*** Dane wejściowe

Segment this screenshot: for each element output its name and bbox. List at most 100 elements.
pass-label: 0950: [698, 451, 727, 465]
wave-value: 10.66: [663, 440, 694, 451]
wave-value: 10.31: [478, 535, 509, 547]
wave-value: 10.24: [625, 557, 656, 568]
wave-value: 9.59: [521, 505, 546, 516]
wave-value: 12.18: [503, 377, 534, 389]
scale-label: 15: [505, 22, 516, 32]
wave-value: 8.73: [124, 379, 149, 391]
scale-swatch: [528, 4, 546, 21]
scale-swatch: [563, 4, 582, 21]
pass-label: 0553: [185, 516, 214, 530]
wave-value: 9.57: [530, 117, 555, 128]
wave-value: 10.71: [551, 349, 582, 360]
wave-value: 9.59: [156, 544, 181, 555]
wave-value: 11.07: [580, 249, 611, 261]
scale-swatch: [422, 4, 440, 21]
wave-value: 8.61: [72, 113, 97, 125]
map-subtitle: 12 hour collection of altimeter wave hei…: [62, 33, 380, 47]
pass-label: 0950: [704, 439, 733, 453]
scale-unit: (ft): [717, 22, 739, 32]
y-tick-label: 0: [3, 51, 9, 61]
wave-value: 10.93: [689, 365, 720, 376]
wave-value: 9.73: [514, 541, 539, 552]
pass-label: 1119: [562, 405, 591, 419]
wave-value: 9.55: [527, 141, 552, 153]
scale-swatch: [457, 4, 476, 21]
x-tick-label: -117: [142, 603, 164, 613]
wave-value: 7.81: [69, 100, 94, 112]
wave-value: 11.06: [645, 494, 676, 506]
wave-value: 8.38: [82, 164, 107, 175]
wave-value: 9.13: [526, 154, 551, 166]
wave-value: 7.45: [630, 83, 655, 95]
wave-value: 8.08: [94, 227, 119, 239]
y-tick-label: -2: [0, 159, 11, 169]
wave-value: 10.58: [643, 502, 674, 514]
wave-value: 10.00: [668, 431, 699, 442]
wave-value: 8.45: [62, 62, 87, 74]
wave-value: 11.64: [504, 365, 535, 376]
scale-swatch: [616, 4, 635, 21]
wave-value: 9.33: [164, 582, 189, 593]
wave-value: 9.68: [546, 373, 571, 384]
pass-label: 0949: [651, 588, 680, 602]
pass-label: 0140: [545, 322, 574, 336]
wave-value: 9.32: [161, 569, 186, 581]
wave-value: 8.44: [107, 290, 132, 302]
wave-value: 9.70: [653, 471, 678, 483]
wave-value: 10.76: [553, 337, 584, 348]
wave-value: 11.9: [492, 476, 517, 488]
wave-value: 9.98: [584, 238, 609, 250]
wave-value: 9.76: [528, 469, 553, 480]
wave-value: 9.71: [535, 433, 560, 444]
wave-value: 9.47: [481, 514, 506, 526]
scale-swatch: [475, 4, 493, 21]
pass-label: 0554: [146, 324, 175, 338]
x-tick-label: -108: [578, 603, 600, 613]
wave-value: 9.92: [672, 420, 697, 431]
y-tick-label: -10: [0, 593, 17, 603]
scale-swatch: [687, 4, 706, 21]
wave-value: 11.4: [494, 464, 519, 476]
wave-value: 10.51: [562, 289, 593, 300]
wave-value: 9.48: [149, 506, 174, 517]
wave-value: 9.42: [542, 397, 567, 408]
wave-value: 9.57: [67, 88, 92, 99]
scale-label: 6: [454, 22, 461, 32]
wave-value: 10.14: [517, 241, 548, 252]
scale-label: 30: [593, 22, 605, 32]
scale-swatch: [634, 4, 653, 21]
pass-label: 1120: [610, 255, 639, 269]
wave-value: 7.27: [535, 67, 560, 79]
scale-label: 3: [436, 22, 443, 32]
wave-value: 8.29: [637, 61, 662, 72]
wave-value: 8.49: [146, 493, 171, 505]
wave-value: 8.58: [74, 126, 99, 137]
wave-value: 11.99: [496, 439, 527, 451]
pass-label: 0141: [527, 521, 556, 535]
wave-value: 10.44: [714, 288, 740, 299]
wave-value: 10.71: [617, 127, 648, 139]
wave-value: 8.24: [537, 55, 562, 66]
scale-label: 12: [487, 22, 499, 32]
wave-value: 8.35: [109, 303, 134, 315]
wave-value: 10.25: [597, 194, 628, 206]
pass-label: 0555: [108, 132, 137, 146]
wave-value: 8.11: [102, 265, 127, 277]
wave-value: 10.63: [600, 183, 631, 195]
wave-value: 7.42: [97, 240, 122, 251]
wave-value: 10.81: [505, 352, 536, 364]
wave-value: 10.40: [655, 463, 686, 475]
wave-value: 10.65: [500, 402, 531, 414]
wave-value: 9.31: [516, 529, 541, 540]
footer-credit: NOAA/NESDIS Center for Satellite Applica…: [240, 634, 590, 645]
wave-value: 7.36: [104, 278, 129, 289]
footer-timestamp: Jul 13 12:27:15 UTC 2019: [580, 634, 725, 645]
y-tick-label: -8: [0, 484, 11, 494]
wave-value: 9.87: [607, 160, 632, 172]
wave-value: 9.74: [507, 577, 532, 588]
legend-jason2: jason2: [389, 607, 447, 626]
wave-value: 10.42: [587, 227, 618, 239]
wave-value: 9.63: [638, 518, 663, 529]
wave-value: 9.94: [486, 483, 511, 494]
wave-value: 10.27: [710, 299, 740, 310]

******

> _Polecenie_: Przepisz bez żadnych zmian wszystkie wiersze materiału.

> _Odpowiedź_:
Segment this screenshot: for each element output its name and bbox. List at most 100 elements.
pass-label: 0950: [698, 451, 727, 465]
wave-value: 10.66: [663, 440, 694, 451]
wave-value: 10.31: [478, 535, 509, 547]
wave-value: 10.24: [625, 557, 656, 568]
wave-value: 9.59: [521, 505, 546, 516]
wave-value: 12.18: [503, 377, 534, 389]
scale-label: 15: [505, 22, 516, 32]
wave-value: 8.73: [124, 379, 149, 391]
scale-swatch: [528, 4, 546, 21]
scale-swatch: [563, 4, 582, 21]
pass-label: 0553: [185, 516, 214, 530]
wave-value: 9.57: [530, 117, 555, 128]
wave-value: 10.71: [551, 349, 582, 360]
wave-value: 9.59: [156, 544, 181, 555]
wave-value: 11.07: [580, 249, 611, 261]
scale-swatch: [422, 4, 440, 21]
wave-value: 8.61: [72, 113, 97, 125]
map-subtitle: 12 hour collection of altimeter wave hei…: [62, 33, 380, 47]
pass-label: 0950: [704, 439, 733, 453]
scale-unit: (ft): [717, 22, 739, 32]
y-tick-label: 0: [3, 51, 9, 61]
wave-value: 10.93: [689, 365, 720, 376]
wave-value: 9.73: [514, 541, 539, 552]
pass-label: 1119: [562, 405, 591, 419]
wave-value: 9.55: [527, 141, 552, 153]
scale-swatch: [457, 4, 476, 21]
x-tick-label: -117: [142, 603, 164, 613]
wave-value: 7.81: [69, 100, 94, 112]
wave-value: 11.06: [645, 494, 676, 506]
wave-value: 8.38: [82, 164, 107, 175]
wave-value: 9.13: [526, 154, 551, 166]
wave-value: 7.45: [630, 83, 655, 95]
wave-value: 8.08: [94, 227, 119, 239]
y-tick-label: -2: [0, 159, 11, 169]
wave-value: 10.58: [643, 502, 674, 514]
wave-value: 10.00: [668, 431, 699, 442]
wave-value: 8.45: [62, 62, 87, 74]
wave-value: 11.64: [504, 365, 535, 376]
scale-swatch: [616, 4, 635, 21]
wave-value: 9.33: [164, 582, 189, 593]
wave-value: 9.68: [546, 373, 571, 384]
pass-label: 0949: [651, 588, 680, 602]
pass-label: 0140: [545, 322, 574, 336]
wave-value: 9.32: [161, 569, 186, 581]
wave-value: 8.44: [107, 290, 132, 302]
wave-value: 9.70: [653, 471, 678, 483]
wave-value: 10.76: [553, 337, 584, 348]
wave-value: 11.9: [492, 476, 517, 488]
wave-value: 9.98: [584, 238, 609, 250]
wave-value: 9.76: [528, 469, 553, 480]
wave-value: 9.71: [535, 433, 560, 444]
wave-value: 9.47: [481, 514, 506, 526]
scale-swatch: [475, 4, 493, 21]
pass-label: 0554: [146, 324, 175, 338]
x-tick-label: -108: [578, 603, 600, 613]
wave-value: 9.92: [672, 420, 697, 431]
y-tick-label: -10: [0, 593, 17, 603]
scale-swatch: [687, 4, 706, 21]
wave-value: 11.4: [494, 464, 519, 476]
wave-value: 10.51: [562, 289, 593, 300]
wave-value: 9.48: [149, 506, 174, 517]
wave-value: 9.42: [542, 397, 567, 408]
wave-value: 9.57: [67, 88, 92, 99]
scale-label: 6: [454, 22, 461, 32]
wave-value: 10.14: [517, 241, 548, 252]
scale-label: 30: [593, 22, 605, 32]
scale-swatch: [634, 4, 653, 21]
pass-label: 1120: [610, 255, 639, 269]
wave-value: 7.27: [535, 67, 560, 79]
scale-label: 3: [436, 22, 443, 32]
wave-value: 8.29: [637, 61, 662, 72]
wave-value: 8.49: [146, 493, 171, 505]
wave-value: 8.58: [74, 126, 99, 137]
wave-value: 11.99: [496, 439, 527, 451]
pass-label: 0141: [527, 521, 556, 535]
wave-value: 10.44: [714, 288, 740, 299]
wave-value: 10.71: [617, 127, 648, 139]
wave-value: 8.24: [537, 55, 562, 66]
scale-label: 12: [487, 22, 499, 32]
wave-value: 8.35: [109, 303, 134, 315]
wave-value: 10.25: [597, 194, 628, 206]
pass-label: 0555: [108, 132, 137, 146]
wave-value: 8.11: [102, 265, 127, 277]
wave-value: 10.63: [600, 183, 631, 195]
wave-value: 7.42: [97, 240, 122, 251]
wave-value: 10.81: [505, 352, 536, 364]
wave-value: 10.40: [655, 463, 686, 475]
wave-value: 10.65: [500, 402, 531, 414]
wave-value: 9.31: [516, 529, 541, 540]
footer-credit: NOAA/NESDIS Center for Satellite Applica…: [240, 634, 590, 645]
wave-value: 7.36: [104, 278, 129, 289]
footer-timestamp: Jul 13 12:27:15 UTC 2019: [580, 634, 725, 645]
y-tick-label: -8: [0, 484, 11, 494]
wave-value: 9.87: [607, 160, 632, 172]
wave-value: 9.74: [507, 577, 532, 588]
legend-jason2: jason2: [389, 607, 447, 626]
wave-value: 10.42: [587, 227, 618, 239]
wave-value: 9.63: [638, 518, 663, 529]
wave-value: 9.94: [486, 483, 511, 494]
wave-value: 10.27: [710, 299, 740, 310]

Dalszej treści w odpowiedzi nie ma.